◆ **The exercise**
Determine how many lines hold "JSON" and give only that number.

◆ **Exercise input**
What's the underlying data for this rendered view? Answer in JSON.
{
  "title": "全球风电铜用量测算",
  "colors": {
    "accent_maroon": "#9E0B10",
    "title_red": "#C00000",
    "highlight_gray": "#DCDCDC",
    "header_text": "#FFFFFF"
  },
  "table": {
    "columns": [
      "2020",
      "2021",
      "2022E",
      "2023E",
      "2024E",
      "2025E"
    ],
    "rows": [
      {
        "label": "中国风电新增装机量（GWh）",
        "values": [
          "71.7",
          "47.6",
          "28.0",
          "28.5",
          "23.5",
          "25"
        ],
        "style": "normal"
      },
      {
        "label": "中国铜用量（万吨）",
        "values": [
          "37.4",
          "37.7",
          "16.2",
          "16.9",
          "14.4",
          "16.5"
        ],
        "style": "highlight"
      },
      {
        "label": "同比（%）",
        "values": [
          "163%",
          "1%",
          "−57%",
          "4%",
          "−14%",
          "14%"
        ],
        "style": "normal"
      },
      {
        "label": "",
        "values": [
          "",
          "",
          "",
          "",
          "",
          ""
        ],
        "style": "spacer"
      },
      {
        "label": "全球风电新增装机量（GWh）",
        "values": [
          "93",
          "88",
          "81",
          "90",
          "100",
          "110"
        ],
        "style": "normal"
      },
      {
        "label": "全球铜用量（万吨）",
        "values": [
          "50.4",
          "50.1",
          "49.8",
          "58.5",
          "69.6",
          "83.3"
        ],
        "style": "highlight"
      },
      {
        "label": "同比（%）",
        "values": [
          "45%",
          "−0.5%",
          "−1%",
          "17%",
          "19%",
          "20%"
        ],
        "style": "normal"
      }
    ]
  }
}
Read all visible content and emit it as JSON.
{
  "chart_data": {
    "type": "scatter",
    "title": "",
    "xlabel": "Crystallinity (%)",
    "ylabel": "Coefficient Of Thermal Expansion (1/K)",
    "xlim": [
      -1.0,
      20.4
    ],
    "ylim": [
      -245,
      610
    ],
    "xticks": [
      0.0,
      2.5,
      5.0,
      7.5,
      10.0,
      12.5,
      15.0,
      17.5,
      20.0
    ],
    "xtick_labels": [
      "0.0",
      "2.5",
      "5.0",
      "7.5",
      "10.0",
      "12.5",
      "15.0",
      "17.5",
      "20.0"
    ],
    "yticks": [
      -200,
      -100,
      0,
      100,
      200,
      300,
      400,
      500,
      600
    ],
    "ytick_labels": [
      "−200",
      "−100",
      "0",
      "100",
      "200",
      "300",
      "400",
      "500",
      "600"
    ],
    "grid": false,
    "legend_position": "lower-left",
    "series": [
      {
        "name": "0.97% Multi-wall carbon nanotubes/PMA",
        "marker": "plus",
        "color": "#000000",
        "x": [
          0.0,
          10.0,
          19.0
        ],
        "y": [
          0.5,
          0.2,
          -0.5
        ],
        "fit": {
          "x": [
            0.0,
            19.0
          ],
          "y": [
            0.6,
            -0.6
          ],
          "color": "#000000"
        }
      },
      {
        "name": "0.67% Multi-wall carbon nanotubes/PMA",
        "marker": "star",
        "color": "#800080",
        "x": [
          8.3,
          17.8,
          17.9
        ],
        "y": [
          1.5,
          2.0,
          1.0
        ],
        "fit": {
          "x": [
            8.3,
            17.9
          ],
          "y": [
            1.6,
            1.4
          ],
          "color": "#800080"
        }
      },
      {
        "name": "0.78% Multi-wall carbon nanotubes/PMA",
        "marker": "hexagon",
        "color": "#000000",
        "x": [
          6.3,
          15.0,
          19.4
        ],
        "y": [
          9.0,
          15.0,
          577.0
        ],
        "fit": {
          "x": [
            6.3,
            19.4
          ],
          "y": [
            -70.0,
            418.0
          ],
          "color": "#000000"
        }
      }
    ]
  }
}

==

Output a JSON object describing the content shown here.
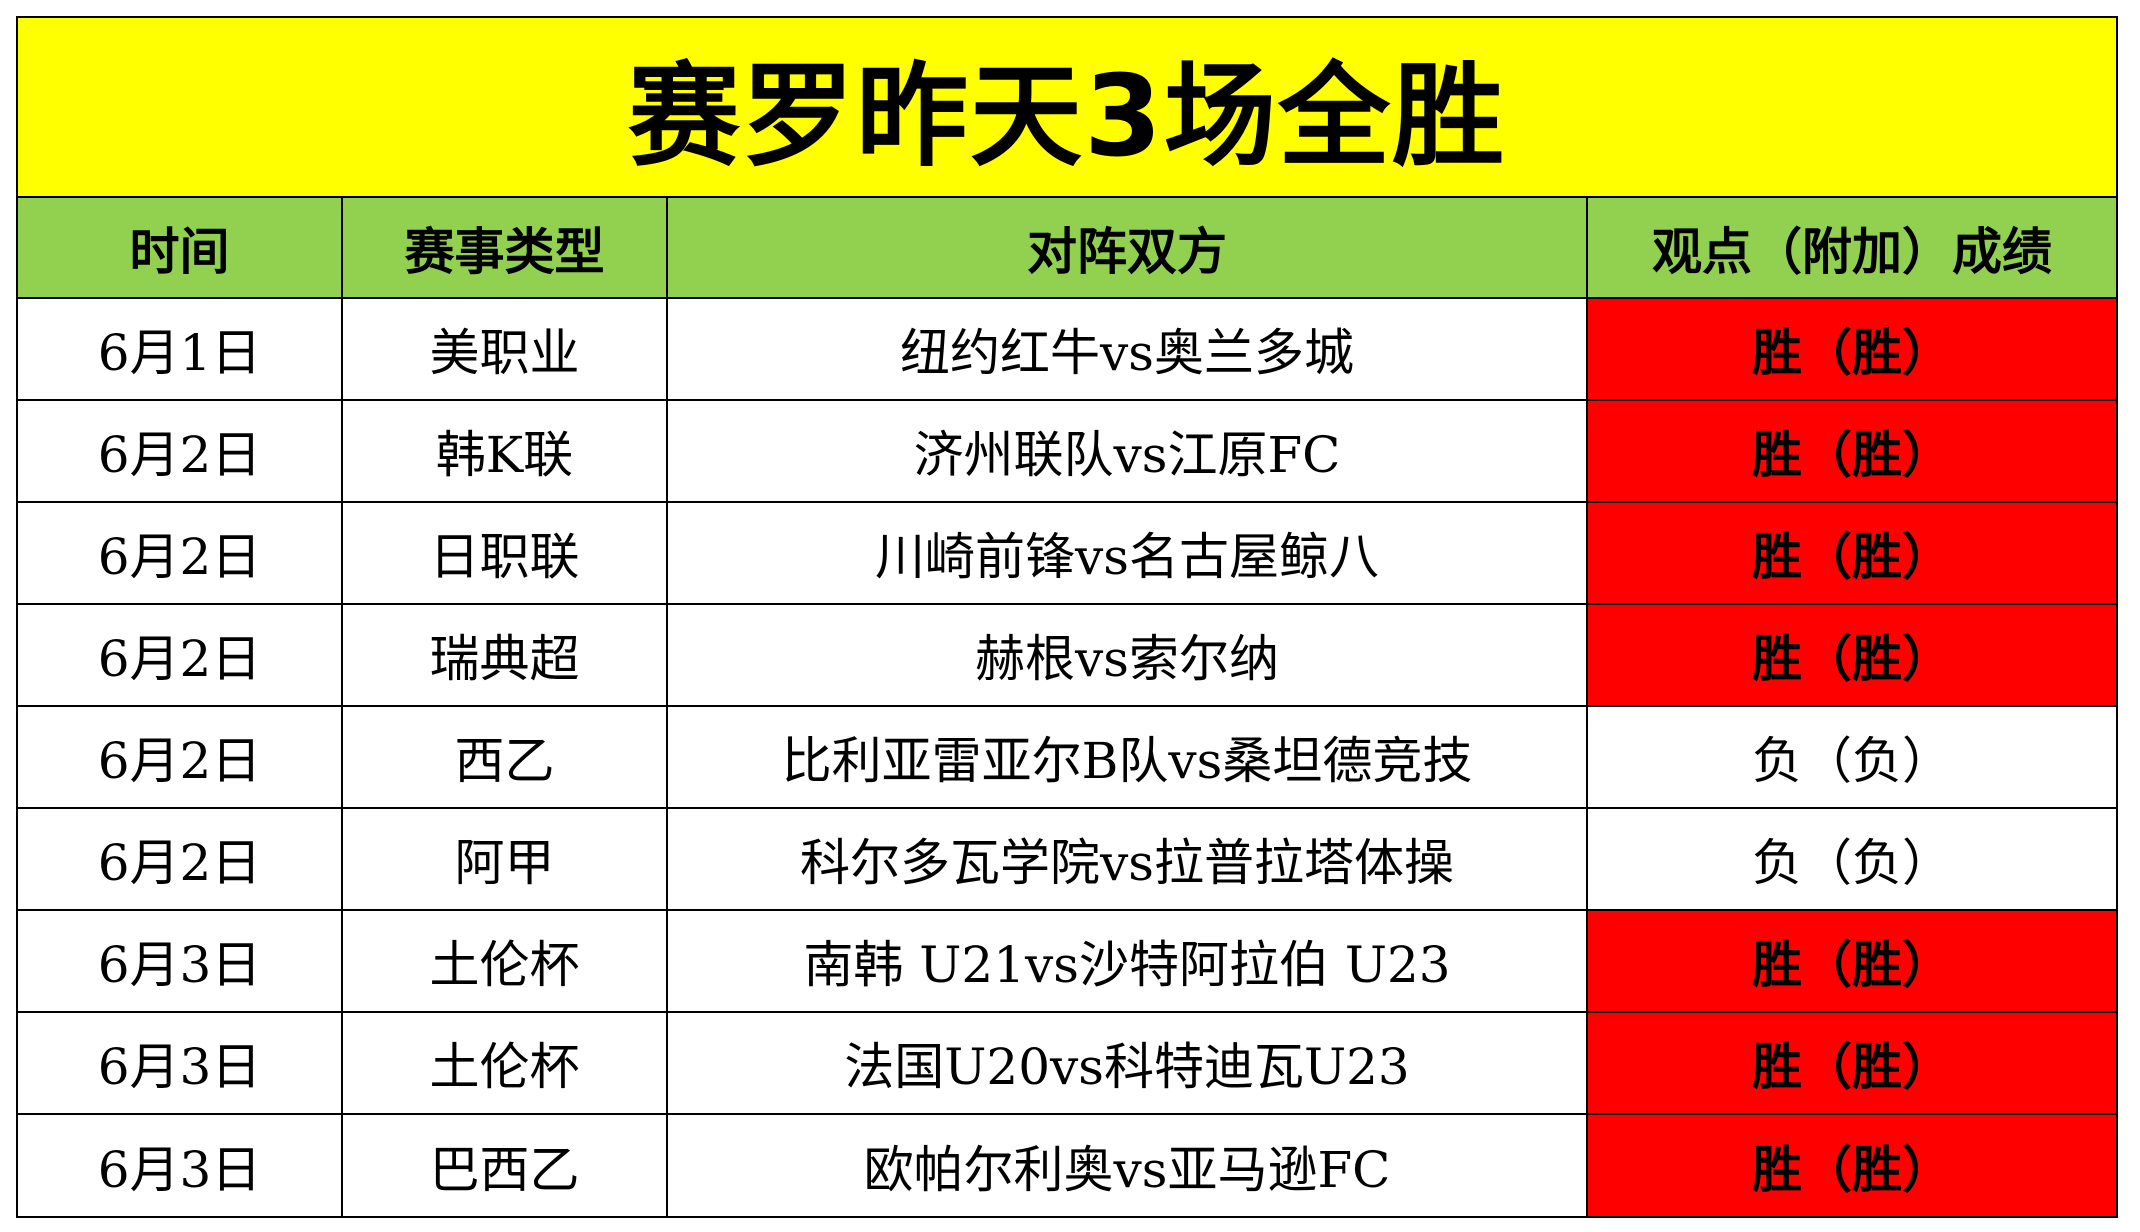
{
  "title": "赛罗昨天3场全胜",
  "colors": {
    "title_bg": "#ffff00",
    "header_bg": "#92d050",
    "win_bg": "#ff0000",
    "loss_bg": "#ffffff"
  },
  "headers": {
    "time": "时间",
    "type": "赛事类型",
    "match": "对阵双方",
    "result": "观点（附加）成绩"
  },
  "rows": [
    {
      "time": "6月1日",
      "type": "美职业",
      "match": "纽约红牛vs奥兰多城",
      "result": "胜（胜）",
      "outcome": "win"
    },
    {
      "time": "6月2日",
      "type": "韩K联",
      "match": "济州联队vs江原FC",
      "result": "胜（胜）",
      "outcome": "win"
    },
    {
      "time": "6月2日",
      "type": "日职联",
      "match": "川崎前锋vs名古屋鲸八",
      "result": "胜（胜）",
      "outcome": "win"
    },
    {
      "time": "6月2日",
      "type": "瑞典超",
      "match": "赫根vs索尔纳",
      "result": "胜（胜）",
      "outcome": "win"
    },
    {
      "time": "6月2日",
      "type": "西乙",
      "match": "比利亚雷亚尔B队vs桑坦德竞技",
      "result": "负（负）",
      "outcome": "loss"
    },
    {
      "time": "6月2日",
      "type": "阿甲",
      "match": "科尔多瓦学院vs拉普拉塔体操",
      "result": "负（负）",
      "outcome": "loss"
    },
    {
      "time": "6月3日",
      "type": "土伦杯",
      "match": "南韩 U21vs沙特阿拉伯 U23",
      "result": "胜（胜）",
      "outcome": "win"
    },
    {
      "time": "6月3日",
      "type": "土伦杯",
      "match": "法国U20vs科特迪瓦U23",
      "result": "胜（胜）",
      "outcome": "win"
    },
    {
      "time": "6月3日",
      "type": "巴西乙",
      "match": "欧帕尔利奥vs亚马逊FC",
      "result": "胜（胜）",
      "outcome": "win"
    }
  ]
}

◆ **Written answer**
3